# What you need to do
Reproduce the lines of the material below that run from the line containing "List every element" through the line containing "y-tick-label: 1 <box>46 1101 53 1115</box>", both included, without changing anything in them.

# Available data

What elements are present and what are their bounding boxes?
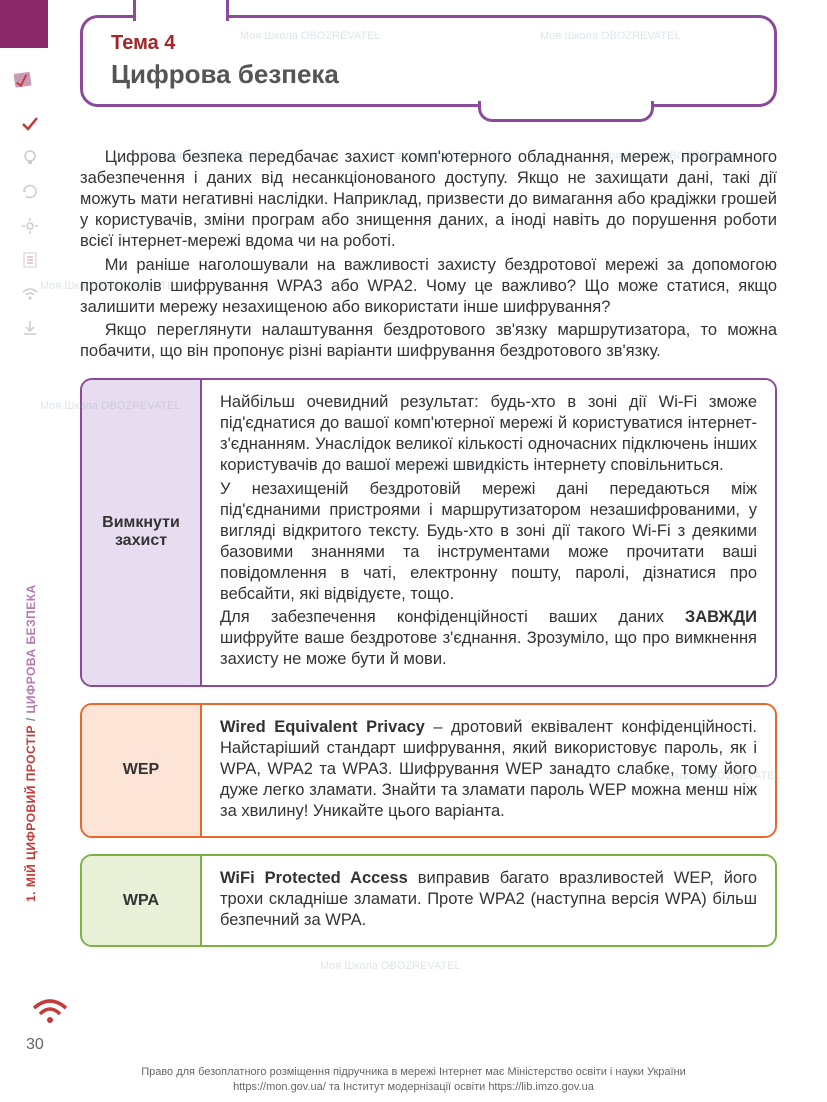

==

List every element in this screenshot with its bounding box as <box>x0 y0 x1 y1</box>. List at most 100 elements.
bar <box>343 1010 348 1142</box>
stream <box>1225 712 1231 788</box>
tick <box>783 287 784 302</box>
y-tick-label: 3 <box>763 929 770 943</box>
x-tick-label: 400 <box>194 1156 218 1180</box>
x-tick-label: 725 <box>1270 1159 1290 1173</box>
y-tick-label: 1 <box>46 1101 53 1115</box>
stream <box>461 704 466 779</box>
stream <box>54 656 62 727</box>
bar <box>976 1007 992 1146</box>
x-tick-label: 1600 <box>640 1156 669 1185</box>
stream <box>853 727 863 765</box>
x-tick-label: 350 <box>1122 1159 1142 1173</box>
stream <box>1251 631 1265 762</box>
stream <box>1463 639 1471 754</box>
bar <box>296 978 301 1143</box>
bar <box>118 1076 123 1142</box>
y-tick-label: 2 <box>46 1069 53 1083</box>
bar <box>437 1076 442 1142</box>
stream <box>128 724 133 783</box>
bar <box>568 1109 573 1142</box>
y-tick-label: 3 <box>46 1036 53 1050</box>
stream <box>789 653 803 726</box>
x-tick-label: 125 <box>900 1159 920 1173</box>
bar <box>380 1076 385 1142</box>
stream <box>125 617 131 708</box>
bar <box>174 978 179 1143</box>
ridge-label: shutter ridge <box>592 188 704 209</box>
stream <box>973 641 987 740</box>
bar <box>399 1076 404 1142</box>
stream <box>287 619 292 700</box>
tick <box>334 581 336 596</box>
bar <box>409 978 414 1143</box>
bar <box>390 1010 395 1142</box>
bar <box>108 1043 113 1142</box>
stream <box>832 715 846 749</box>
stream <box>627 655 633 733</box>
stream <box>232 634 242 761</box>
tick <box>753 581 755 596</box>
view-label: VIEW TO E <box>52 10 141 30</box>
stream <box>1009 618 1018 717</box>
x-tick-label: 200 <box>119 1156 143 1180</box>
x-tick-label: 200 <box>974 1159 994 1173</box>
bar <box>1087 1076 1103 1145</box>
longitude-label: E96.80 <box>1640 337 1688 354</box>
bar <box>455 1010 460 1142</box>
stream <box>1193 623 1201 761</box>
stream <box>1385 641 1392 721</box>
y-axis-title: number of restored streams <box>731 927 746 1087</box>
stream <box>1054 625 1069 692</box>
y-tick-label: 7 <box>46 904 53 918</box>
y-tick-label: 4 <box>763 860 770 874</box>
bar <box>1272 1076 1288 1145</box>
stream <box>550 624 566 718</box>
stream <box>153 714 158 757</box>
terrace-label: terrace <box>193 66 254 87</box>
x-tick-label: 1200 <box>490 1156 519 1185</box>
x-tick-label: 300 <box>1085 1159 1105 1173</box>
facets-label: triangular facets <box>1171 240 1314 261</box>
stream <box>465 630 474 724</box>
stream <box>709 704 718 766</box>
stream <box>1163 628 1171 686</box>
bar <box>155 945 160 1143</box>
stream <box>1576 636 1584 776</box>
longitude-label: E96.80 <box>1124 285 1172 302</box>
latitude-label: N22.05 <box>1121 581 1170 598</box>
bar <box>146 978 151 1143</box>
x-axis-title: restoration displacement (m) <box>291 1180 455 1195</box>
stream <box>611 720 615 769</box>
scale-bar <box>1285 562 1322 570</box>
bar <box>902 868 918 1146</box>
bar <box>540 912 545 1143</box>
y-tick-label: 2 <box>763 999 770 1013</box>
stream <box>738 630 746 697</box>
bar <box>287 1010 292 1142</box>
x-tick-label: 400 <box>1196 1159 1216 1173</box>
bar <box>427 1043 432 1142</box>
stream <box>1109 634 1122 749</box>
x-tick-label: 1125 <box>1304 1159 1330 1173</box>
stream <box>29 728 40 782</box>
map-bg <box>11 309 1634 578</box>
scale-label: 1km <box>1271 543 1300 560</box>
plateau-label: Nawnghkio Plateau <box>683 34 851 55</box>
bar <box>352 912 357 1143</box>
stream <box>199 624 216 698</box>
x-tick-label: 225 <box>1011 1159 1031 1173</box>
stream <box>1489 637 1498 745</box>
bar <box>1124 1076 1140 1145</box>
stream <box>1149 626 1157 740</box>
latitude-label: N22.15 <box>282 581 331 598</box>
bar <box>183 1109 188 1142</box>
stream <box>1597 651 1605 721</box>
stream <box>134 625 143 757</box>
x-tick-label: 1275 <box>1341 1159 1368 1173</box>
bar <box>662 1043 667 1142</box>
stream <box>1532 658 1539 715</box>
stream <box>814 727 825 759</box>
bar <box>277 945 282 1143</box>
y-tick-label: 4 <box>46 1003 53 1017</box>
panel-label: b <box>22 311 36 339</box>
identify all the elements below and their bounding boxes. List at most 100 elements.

# Answer to the exercise
List every element in this screenshot with its bounding box as <box>x0 y0 x1 y1</box>. List at most 100 elements.
bar <box>343 1010 348 1142</box>
stream <box>1225 712 1231 788</box>
tick <box>783 287 784 302</box>
y-tick-label: 3 <box>763 929 770 943</box>
x-tick-label: 400 <box>194 1156 218 1180</box>
x-tick-label: 725 <box>1270 1159 1290 1173</box>
y-tick-label: 1 <box>46 1101 53 1115</box>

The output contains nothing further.